* Data to process
────────

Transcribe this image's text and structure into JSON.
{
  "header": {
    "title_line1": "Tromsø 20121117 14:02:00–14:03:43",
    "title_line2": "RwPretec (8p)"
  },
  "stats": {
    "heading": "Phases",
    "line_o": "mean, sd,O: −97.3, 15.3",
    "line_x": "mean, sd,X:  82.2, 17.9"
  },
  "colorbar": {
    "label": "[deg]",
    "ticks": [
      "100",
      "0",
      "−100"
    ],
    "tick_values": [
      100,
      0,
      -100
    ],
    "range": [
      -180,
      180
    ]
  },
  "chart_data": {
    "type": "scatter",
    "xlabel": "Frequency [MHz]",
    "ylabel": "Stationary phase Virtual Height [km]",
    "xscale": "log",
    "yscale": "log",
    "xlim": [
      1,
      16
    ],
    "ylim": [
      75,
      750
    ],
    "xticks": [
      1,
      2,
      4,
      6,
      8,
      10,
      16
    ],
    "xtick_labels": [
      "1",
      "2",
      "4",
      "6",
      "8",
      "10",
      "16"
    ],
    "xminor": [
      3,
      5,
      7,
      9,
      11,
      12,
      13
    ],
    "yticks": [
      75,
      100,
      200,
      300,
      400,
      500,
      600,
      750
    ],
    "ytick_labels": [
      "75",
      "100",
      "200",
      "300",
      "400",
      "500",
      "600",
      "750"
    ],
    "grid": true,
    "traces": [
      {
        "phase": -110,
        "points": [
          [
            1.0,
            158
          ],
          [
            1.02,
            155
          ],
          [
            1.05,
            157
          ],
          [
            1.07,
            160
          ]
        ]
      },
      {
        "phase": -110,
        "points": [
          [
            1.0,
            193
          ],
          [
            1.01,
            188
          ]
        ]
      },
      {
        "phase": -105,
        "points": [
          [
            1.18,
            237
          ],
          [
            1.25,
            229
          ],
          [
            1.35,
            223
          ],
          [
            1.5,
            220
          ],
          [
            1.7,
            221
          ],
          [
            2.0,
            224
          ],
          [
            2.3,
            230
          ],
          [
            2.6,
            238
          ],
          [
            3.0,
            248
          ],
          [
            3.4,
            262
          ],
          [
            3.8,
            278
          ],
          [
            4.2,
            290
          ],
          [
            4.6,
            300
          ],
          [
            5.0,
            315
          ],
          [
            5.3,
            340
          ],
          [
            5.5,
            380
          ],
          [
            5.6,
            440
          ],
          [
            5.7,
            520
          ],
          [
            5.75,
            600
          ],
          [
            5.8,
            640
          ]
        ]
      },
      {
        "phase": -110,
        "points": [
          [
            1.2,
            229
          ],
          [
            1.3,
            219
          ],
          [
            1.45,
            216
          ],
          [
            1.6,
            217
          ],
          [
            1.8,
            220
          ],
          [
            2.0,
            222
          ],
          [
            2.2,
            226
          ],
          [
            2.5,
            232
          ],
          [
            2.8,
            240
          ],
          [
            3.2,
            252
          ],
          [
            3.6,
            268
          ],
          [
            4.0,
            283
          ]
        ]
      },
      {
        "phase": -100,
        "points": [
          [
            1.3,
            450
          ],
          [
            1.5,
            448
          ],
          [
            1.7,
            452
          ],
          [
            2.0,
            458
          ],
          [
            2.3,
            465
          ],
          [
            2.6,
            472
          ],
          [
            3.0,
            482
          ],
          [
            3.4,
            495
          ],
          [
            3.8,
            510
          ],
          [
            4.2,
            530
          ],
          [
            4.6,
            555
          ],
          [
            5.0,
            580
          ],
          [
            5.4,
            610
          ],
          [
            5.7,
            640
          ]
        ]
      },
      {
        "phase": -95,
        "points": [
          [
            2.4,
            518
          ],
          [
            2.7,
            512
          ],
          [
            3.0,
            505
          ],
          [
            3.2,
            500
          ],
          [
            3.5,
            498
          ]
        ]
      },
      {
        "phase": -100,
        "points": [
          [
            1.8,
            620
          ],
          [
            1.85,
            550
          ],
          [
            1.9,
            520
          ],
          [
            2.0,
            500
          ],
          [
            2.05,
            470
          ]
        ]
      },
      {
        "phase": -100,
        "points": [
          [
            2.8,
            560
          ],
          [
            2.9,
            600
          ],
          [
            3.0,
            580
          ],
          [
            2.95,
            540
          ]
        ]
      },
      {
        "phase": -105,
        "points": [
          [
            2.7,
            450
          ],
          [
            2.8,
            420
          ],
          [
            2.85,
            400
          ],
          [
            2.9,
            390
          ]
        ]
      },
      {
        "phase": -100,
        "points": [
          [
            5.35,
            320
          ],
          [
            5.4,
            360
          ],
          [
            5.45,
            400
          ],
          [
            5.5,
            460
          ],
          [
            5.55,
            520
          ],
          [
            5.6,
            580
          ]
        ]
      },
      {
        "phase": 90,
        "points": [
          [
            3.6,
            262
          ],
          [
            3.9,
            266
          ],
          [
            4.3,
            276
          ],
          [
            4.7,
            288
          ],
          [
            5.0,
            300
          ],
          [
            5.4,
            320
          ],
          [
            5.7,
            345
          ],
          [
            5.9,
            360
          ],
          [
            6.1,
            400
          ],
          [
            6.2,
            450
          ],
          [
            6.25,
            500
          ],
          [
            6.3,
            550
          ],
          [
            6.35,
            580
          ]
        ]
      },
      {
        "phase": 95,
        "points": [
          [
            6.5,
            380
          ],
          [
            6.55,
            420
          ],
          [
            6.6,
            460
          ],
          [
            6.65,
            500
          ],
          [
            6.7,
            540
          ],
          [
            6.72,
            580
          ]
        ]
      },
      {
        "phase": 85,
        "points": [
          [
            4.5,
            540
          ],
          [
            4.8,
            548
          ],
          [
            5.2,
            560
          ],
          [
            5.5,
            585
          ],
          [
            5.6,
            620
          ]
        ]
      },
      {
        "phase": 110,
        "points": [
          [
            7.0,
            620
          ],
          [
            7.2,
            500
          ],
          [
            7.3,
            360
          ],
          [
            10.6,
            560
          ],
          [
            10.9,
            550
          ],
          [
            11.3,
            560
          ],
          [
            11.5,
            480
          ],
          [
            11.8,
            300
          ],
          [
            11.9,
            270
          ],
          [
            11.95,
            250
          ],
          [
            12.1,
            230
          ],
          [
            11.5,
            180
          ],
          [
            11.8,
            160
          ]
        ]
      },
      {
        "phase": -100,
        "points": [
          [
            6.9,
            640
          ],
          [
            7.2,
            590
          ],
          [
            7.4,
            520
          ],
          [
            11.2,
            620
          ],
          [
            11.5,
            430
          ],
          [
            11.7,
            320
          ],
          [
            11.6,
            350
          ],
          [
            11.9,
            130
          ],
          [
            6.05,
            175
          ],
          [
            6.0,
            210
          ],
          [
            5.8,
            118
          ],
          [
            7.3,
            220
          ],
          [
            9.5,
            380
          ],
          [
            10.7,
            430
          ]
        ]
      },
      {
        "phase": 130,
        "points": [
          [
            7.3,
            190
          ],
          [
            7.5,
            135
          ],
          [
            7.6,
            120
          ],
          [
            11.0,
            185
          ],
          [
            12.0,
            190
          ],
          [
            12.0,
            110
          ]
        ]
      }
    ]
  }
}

────────

* Problem to solve
Only the number should be given: how many lines of the data contain the word "mean"?

* Written reply
2